[GOAL]
Give back the whole listing exactly as shown.

::::::

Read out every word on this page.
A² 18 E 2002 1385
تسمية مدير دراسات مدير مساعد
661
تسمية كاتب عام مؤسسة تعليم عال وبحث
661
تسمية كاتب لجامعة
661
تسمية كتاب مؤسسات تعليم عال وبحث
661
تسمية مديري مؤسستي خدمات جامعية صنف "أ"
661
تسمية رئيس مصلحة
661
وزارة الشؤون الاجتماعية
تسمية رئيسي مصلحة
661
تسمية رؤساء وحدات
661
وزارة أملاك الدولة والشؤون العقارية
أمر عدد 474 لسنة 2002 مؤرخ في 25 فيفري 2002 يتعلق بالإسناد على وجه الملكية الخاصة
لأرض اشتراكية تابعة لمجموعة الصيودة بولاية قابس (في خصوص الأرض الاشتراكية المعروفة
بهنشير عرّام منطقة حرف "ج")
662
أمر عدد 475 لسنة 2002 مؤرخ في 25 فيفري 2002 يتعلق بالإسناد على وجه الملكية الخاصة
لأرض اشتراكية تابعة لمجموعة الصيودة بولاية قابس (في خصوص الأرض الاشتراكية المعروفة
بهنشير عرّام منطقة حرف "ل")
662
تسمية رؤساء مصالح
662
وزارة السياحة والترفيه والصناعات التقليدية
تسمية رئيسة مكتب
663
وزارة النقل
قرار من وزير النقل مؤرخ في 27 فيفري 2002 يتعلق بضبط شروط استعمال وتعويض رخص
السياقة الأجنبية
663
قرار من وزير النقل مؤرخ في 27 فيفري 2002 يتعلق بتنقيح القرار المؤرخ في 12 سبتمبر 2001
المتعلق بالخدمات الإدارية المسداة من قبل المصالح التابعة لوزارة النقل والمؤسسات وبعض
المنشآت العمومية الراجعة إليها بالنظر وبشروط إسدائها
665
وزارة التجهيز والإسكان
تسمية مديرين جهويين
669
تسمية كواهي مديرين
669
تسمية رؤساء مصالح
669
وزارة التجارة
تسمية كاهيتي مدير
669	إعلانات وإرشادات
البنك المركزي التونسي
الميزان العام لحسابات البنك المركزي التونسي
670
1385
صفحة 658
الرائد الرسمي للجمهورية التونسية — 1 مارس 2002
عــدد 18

::::::

[ANSWER TO THE TASK]
Read out every word on this page.
A² 18 E 2002 1385
تسمية مدير دراسات مدير مساعد
661
تسمية كاتب عام مؤسسة تعليم عال وبحث
661
تسمية كاتب لجامعة
661
تسمية كتاب مؤسسات تعليم عال وبحث
661
تسمية مديري مؤسستي خدمات جامعية صنف "أ"
661
تسمية رئيس مصلحة
661
وزارة الشؤون الاجتماعية
تسمية رئيسي مصلحة
661
تسمية رؤساء وحدات
661
وزارة أملاك الدولة والشؤون العقارية
أمر عدد 474 لسنة 2002 مؤرخ في 25 فيفري 2002 يتعلق بالإسناد على وجه الملكية الخاصة
لأرض اشتراكية تابعة لمجموعة الصيودة بولاية قابس (في خصوص الأرض الاشتراكية المعروفة
بهنشير عرّام منطقة حرف "ج")
662
أمر عدد 475 لسنة 2002 مؤرخ في 25 فيفري 2002 يتعلق بالإسناد على وجه الملكية الخاصة
لأرض اشتراكية تابعة لمجموعة الصيودة بولاية قابس (في خصوص الأرض الاشتراكية المعروفة
بهنشير عرّام منطقة حرف "ل")
662
تسمية رؤساء مصالح
662
وزارة السياحة والترفيه والصناعات التقليدية
تسمية رئيسة مكتب
663
وزارة النقل
قرار من وزير النقل مؤرخ في 27 فيفري 2002 يتعلق بضبط شروط استعمال وتعويض رخص
السياقة الأجنبية
663
قرار من وزير النقل مؤرخ في 27 فيفري 2002 يتعلق بتنقيح القرار المؤرخ في 12 سبتمبر 2001
المتعلق بالخدمات الإدارية المسداة من قبل المصالح التابعة لوزارة النقل والمؤسسات وبعض
المنشآت العمومية الراجعة إليها بالنظر وبشروط إسدائها
665
وزارة التجهيز والإسكان
تسمية مديرين جهويين
669
تسمية كواهي مديرين
669
تسمية رؤساء مصالح
669
وزارة التجارة
تسمية كاهيتي مدير
669	إعلانات وإرشادات
البنك المركزي التونسي
الميزان العام لحسابات البنك المركزي التونسي
670
1385
صفحة 658
الرائد الرسمي للجمهورية التونسية — 1 مارس 2002
عــدد 18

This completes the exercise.